Stated exercise:
From the records, pick out and copy each line containing "учреждений".

★ ★ ★ ★ ★ ★ ★

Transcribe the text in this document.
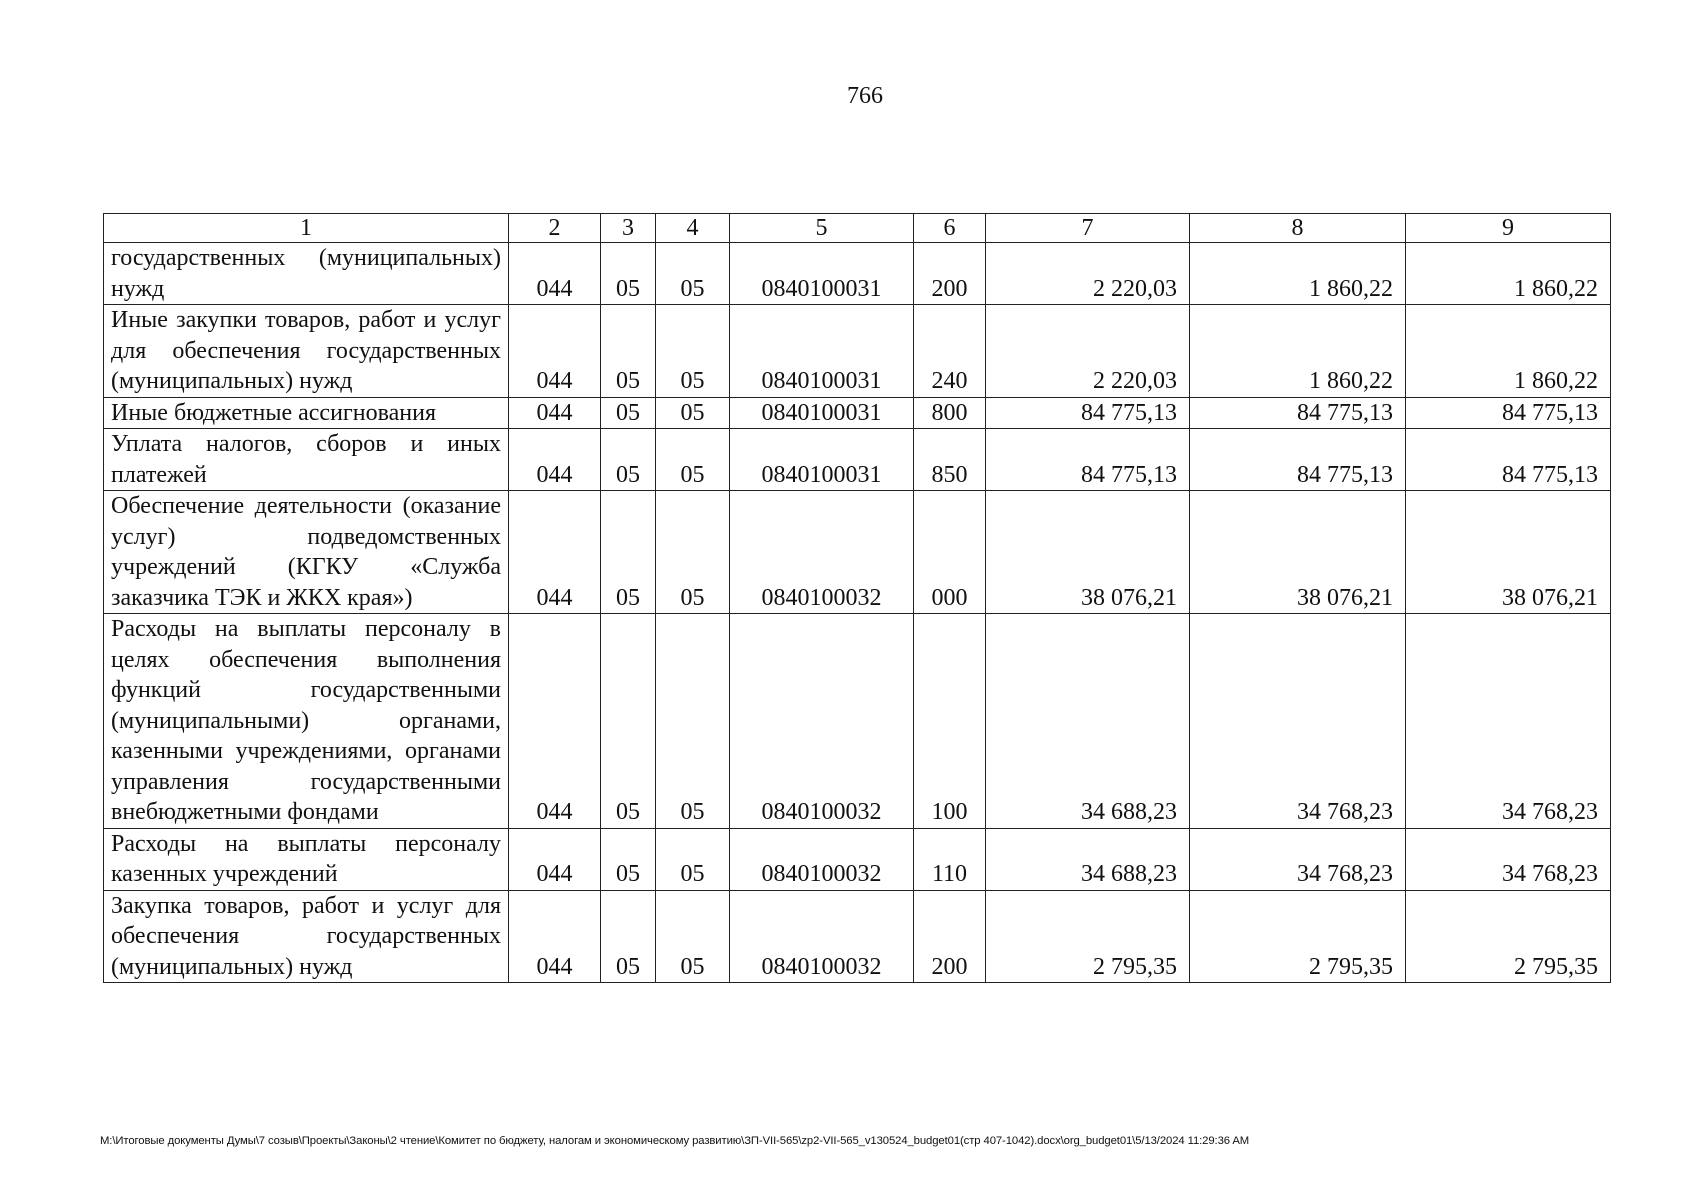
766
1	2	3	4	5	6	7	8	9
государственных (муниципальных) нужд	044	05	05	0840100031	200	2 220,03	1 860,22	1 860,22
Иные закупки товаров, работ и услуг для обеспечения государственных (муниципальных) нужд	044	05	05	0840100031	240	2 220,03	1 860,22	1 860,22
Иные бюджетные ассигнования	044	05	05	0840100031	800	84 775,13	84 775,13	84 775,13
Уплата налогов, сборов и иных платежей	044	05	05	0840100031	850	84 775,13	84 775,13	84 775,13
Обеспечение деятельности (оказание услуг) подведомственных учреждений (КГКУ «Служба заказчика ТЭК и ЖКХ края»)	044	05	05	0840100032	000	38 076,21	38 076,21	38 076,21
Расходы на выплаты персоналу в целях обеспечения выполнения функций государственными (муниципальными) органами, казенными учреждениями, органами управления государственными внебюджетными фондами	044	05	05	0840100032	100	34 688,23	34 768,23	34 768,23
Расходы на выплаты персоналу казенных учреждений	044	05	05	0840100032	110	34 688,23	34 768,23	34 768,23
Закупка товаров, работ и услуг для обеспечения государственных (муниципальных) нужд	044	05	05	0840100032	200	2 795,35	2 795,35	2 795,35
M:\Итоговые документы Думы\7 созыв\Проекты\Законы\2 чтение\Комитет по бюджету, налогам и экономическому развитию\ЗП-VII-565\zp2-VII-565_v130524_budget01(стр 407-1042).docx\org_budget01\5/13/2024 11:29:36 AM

★ ★ ★ ★ ★ ★ ★

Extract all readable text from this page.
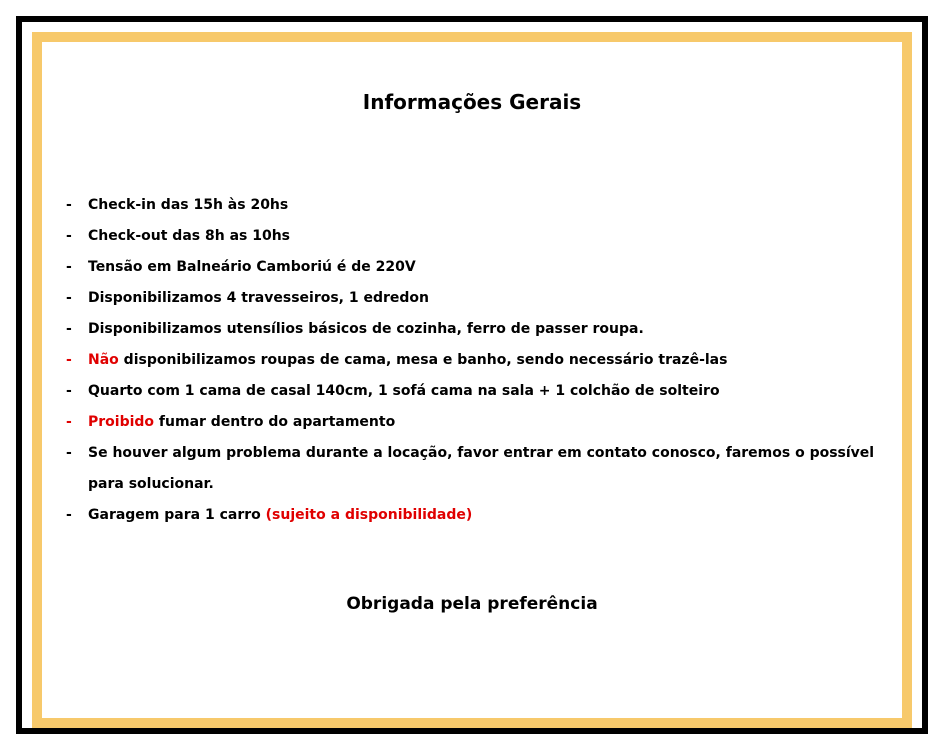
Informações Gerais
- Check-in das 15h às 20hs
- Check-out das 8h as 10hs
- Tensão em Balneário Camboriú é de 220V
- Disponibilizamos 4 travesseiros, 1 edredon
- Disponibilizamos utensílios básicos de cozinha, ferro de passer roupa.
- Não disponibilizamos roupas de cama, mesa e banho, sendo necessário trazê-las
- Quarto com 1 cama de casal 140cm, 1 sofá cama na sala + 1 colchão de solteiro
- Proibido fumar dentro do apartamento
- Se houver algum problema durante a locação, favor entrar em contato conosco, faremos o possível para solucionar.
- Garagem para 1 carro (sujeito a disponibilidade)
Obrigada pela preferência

★ ★ ★ ★ ★ ★ ★

Response for this exercise:
Обеспечение деятельности (оказание услуг) подведомственных учреждений (КГКУ «Служба заказчика ТЭК и ЖКХ края»)	044	05	05	0840100032	000	38 076,21	38 076,21	38 076,21
Расходы на выплаты персоналу казенных учреждений	044	05	05	0840100032	110	34 688,23	34 768,23	34 768,23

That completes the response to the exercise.